WHAT TO DO. All of the records must be repeated exactly as they read.

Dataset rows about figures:
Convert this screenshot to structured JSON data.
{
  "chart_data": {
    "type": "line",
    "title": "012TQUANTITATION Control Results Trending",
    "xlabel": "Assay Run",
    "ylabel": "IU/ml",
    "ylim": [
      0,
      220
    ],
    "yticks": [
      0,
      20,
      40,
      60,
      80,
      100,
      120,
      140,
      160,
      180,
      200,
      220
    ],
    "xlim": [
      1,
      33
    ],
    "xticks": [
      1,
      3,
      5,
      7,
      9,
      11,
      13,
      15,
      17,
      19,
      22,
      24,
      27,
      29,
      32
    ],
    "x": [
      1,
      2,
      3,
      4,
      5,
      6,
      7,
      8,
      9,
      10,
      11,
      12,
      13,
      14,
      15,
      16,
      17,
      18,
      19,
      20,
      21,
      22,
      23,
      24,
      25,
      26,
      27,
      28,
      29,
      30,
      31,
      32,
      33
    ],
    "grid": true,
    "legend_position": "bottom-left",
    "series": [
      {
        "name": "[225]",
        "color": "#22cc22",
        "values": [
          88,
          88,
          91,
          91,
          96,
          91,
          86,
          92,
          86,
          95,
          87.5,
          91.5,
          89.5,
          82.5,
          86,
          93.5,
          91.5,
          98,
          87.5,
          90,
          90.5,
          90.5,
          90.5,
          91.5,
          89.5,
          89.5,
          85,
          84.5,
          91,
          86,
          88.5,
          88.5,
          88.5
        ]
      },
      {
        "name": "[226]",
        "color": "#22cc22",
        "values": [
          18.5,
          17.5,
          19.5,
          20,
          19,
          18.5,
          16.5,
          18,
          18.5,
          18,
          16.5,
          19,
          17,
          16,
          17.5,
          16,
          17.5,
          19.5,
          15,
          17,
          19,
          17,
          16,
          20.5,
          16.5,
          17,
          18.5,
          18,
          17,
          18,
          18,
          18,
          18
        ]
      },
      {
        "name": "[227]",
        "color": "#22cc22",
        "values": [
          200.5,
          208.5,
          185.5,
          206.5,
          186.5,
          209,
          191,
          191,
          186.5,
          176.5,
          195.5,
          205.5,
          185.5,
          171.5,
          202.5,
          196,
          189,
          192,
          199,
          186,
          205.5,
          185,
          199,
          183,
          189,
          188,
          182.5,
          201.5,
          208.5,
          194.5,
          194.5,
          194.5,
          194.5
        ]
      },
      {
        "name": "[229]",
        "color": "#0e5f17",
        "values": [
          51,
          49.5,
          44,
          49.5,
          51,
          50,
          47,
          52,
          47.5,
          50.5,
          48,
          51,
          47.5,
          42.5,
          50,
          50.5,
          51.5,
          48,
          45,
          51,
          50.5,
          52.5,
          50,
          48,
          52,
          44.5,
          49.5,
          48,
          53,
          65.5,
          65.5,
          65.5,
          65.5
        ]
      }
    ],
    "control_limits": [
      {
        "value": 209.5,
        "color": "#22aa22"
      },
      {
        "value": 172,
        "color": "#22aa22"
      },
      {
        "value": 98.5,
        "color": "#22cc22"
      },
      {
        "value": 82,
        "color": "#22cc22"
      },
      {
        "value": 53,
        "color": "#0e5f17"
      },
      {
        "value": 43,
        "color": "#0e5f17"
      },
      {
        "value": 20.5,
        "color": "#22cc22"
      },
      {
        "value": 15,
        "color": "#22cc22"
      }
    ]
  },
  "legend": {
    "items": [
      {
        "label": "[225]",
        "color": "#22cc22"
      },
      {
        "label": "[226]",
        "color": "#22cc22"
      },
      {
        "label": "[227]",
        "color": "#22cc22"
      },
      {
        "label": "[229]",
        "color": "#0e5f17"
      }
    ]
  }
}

RESULT FOR THIS EXERCISE.
Convert this screenshot to structured JSON data.
{
  "chart_data": {
    "type": "line",
    "title": "012TQUANTITATION Control Results Trending",
    "xlabel": "Assay Run",
    "ylabel": "IU/ml",
    "ylim": [
      0,
      220
    ],
    "yticks": [
      0,
      20,
      40,
      60,
      80,
      100,
      120,
      140,
      160,
      180,
      200,
      220
    ],
    "xlim": [
      1,
      33
    ],
    "xticks": [
      1,
      3,
      5,
      7,
      9,
      11,
      13,
      15,
      17,
      19,
      22,
      24,
      27,
      29,
      32
    ],
    "x": [
      1,
      2,
      3,
      4,
      5,
      6,
      7,
      8,
      9,
      10,
      11,
      12,
      13,
      14,
      15,
      16,
      17,
      18,
      19,
      20,
      21,
      22,
      23,
      24,
      25,
      26,
      27,
      28,
      29,
      30,
      31,
      32,
      33
    ],
    "grid": true,
    "legend_position": "bottom-left",
    "series": [
      {
        "name": "[225]",
        "color": "#22cc22",
        "values": [
          88,
          88,
          91,
          91,
          96,
          91,
          86,
          92,
          86,
          95,
          87.5,
          91.5,
          89.5,
          82.5,
          86,
          93.5,
          91.5,
          98,
          87.5,
          90,
          90.5,
          90.5,
          90.5,
          91.5,
          89.5,
          89.5,
          85,
          84.5,
          91,
          86,
          88.5,
          88.5,
          88.5
        ]
      },
      {
        "name": "[226]",
        "color": "#22cc22",
        "values": [
          18.5,
          17.5,
          19.5,
          20,
          19,
          18.5,
          16.5,
          18,
          18.5,
          18,
          16.5,
          19,
          17,
          16,
          17.5,
          16,
          17.5,
          19.5,
          15,
          17,
          19,
          17,
          16,
          20.5,
          16.5,
          17,
          18.5,
          18,
          17,
          18,
          18,
          18,
          18
        ]
      },
      {
        "name": "[227]",
        "color": "#22cc22",
        "values": [
          200.5,
          208.5,
          185.5,
          206.5,
          186.5,
          209,
          191,
          191,
          186.5,
          176.5,
          195.5,
          205.5,
          185.5,
          171.5,
          202.5,
          196,
          189,
          192,
          199,
          186,
          205.5,
          185,
          199,
          183,
          189,
          188,
          182.5,
          201.5,
          208.5,
          194.5,
          194.5,
          194.5,
          194.5
        ]
      },
      {
        "name": "[229]",
        "color": "#0e5f17",
        "values": [
          51,
          49.5,
          44,
          49.5,
          51,
          50,
          47,
          52,
          47.5,
          50.5,
          48,
          51,
          47.5,
          42.5,
          50,
          50.5,
          51.5,
          48,
          45,
          51,
          50.5,
          52.5,
          50,
          48,
          52,
          44.5,
          49.5,
          48,
          53,
          65.5,
          65.5,
          65.5,
          65.5
        ]
      }
    ],
    "control_limits": [
      {
        "value": 209.5,
        "color": "#22aa22"
      },
      {
        "value": 172,
        "color": "#22aa22"
      },
      {
        "value": 98.5,
        "color": "#22cc22"
      },
      {
        "value": 82,
        "color": "#22cc22"
      },
      {
        "value": 53,
        "color": "#0e5f17"
      },
      {
        "value": 43,
        "color": "#0e5f17"
      },
      {
        "value": 20.5,
        "color": "#22cc22"
      },
      {
        "value": 15,
        "color": "#22cc22"
      }
    ]
  },
  "legend": {
    "items": [
      {
        "label": "[225]",
        "color": "#22cc22"
      },
      {
        "label": "[226]",
        "color": "#22cc22"
      },
      {
        "label": "[227]",
        "color": "#22cc22"
      },
      {
        "label": "[229]",
        "color": "#0e5f17"
      }
    ]
  }
}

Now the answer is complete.